▶ **Excerpted records**:
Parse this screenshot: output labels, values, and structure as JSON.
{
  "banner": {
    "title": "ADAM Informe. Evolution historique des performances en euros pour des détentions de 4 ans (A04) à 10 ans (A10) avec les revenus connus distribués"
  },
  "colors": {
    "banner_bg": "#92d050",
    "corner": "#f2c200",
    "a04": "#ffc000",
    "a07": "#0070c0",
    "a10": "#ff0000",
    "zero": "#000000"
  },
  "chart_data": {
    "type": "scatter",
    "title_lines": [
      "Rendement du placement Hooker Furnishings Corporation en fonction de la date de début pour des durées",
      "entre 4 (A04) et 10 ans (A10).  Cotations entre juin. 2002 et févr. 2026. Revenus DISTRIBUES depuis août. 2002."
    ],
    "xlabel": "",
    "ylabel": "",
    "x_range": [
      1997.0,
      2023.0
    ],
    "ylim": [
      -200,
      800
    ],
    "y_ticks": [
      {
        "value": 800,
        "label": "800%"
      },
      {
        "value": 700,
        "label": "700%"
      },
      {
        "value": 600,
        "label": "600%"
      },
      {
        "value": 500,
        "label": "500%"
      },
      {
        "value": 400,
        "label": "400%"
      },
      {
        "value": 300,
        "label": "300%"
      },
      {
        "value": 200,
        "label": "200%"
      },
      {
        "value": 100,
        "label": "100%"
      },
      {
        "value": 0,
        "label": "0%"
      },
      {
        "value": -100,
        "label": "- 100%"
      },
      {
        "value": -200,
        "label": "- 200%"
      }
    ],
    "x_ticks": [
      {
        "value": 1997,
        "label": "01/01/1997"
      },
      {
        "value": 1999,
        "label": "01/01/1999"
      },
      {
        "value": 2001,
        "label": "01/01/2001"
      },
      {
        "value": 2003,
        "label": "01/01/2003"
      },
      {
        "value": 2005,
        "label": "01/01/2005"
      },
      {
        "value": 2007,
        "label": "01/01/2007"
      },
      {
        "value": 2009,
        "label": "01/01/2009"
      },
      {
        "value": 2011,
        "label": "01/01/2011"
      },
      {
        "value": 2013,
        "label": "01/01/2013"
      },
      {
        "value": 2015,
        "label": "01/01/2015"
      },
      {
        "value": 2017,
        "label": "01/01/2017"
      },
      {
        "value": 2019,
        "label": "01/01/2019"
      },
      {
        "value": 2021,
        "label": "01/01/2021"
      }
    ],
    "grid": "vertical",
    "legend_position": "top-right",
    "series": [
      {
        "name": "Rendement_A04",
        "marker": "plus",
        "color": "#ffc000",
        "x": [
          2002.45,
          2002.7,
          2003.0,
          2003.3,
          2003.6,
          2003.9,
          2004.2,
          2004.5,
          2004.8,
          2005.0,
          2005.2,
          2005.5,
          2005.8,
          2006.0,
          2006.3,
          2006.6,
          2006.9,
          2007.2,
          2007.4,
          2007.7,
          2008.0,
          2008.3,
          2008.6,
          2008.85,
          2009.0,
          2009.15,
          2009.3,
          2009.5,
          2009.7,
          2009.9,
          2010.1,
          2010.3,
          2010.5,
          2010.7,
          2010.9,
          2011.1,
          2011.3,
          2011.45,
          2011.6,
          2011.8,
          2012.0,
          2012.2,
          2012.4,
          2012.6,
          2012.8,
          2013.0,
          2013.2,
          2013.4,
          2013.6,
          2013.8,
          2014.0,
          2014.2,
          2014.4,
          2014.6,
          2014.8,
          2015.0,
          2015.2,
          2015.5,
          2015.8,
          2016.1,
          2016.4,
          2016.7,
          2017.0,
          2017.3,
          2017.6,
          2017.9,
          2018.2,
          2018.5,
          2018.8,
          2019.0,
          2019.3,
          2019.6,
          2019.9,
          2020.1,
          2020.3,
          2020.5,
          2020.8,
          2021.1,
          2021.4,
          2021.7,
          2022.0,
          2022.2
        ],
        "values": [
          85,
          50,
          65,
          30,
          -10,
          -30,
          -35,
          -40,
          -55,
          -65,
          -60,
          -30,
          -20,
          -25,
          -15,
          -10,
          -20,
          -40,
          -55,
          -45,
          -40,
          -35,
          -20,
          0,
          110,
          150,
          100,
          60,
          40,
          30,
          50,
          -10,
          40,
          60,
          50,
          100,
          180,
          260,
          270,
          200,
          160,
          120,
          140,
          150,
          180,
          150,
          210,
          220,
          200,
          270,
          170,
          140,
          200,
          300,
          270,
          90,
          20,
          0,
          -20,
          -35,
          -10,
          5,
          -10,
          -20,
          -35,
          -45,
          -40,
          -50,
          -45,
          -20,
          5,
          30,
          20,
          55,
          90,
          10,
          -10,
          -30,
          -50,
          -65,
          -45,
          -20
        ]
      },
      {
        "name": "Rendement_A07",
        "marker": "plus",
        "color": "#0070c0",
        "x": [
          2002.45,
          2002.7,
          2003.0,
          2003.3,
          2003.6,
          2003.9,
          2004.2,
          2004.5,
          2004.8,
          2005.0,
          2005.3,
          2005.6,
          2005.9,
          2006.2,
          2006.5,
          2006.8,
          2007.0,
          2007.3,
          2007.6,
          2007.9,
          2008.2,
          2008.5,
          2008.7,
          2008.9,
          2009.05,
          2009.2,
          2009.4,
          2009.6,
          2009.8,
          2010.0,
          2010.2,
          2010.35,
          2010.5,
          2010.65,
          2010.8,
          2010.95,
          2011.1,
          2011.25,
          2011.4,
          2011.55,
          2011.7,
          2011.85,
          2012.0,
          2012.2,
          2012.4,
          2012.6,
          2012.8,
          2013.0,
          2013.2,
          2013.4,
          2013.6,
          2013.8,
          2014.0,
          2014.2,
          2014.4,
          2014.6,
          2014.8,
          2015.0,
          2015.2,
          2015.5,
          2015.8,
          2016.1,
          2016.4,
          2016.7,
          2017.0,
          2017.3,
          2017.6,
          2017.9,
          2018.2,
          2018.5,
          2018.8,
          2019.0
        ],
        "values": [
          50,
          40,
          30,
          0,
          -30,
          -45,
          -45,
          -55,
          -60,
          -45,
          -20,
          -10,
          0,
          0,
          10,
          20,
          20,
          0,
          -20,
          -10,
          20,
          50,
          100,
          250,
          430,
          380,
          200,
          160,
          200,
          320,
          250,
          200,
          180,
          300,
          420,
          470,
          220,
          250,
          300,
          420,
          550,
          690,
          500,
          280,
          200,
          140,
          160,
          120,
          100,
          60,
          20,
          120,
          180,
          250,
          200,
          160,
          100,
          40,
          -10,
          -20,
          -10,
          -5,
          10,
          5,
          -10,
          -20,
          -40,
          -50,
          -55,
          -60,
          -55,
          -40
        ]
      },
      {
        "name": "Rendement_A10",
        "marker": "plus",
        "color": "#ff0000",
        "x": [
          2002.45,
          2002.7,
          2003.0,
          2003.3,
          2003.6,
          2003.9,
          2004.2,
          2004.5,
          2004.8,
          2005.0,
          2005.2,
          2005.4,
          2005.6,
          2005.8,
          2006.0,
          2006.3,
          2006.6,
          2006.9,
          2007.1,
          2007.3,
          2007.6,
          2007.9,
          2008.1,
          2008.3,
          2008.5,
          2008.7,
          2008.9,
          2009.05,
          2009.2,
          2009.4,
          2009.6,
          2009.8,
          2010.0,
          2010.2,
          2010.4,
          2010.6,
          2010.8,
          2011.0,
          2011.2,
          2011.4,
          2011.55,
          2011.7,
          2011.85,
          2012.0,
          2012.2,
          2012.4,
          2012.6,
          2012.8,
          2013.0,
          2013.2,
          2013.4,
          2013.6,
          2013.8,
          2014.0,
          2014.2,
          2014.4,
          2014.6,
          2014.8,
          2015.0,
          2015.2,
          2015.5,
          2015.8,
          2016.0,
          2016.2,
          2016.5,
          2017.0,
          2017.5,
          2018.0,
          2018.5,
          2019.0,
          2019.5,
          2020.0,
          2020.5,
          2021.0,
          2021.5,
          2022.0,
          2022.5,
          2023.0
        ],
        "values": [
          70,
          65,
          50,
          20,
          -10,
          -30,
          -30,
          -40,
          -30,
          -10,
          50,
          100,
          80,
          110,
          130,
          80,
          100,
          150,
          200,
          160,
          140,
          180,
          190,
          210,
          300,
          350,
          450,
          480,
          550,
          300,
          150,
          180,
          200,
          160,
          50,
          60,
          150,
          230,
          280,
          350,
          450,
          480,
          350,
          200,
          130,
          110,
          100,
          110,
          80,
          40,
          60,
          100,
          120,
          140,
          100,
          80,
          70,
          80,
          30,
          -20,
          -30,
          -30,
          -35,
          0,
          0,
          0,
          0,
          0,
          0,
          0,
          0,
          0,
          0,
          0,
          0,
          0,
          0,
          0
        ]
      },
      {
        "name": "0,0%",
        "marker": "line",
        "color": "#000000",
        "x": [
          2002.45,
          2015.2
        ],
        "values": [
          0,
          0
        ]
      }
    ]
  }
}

▶ **What needs to be done**: In the listing above, locate each line with "name" and copy it.

▶ **Answer below**:
        "name": "Rendement_A04",
        "name": "Rendement_A07",
        "name": "Rendement_A10",
        "name": "0,0%",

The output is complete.